■ **Given problem**
Show each line of the data below that has the string "сигнала" in it.

■ **Entries shown**
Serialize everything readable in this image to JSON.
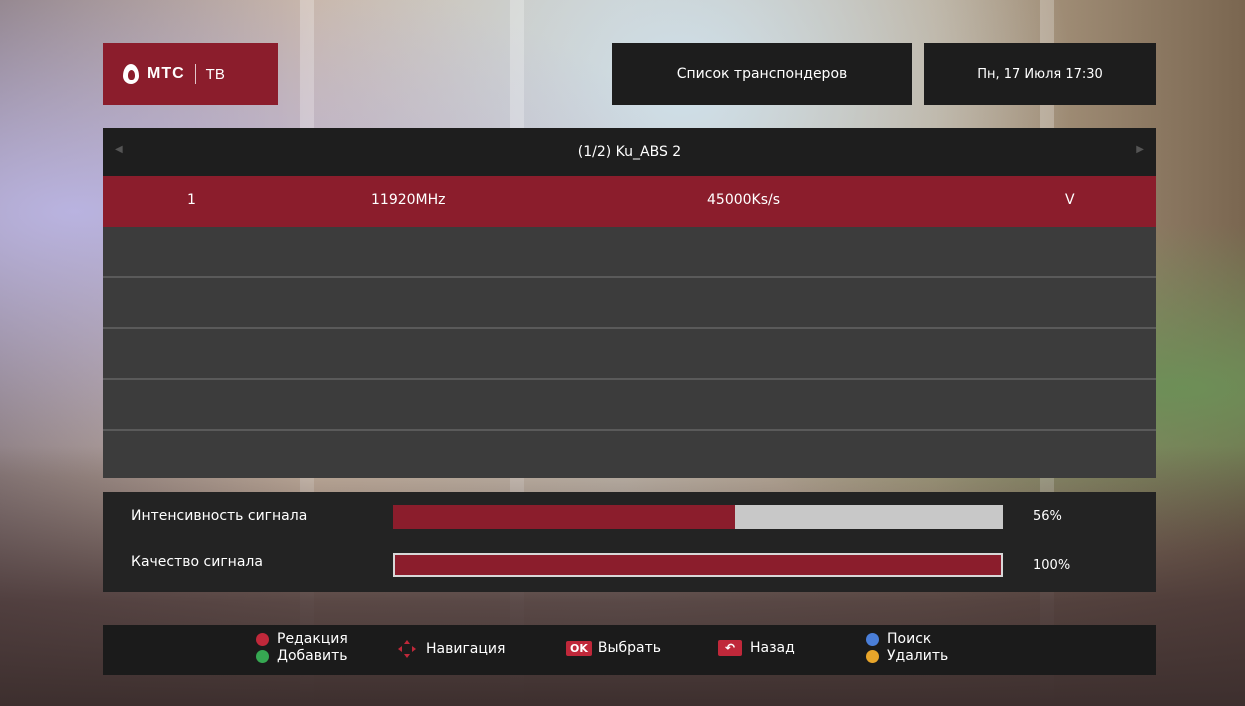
{
  "header": {
    "brand": "МТС",
    "brand_suffix": "ТВ",
    "title": "Список транспондеров",
    "datetime": "Пн, 17 Июля 17:30"
  },
  "list": {
    "satellite_label": "(1/2) Ku_ABS 2",
    "rows": [
      {
        "num": "1",
        "frequency": "11920MHz",
        "symbol_rate": "45000Ks/s",
        "polarization": "V"
      },
      {
        "num": "",
        "frequency": "",
        "symbol_rate": "",
        "polarization": ""
      },
      {
        "num": "",
        "frequency": "",
        "symbol_rate": "",
        "polarization": ""
      },
      {
        "num": "",
        "frequency": "",
        "symbol_rate": "",
        "polarization": ""
      },
      {
        "num": "",
        "frequency": "",
        "symbol_rate": "",
        "polarization": ""
      },
      {
        "num": "",
        "frequency": "",
        "symbol_rate": "",
        "polarization": ""
      }
    ]
  },
  "signal": {
    "intensity_label": "Интенсивность сигнала",
    "intensity_value": "56%",
    "intensity_fraction": 0.56,
    "quality_label": "Качество сигнала",
    "quality_value": "100%",
    "quality_fraction": 1.0
  },
  "footer": {
    "edit": "Редакция",
    "add": "Добавить",
    "navigate": "Навигация",
    "ok_badge": "OK",
    "select": "Выбрать",
    "back": "Назад",
    "search": "Поиск",
    "delete": "Удалить"
  },
  "colors": {
    "accent": "#8b1d2c",
    "key_red": "#c0283a",
    "key_green": "#36a852",
    "key_blue": "#4a7ed8",
    "key_yellow": "#e8a52a"
  }
}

■ **Response**
    "intensity_label": "Интенсивность сигнала",
    "quality_label": "Качество сигнала",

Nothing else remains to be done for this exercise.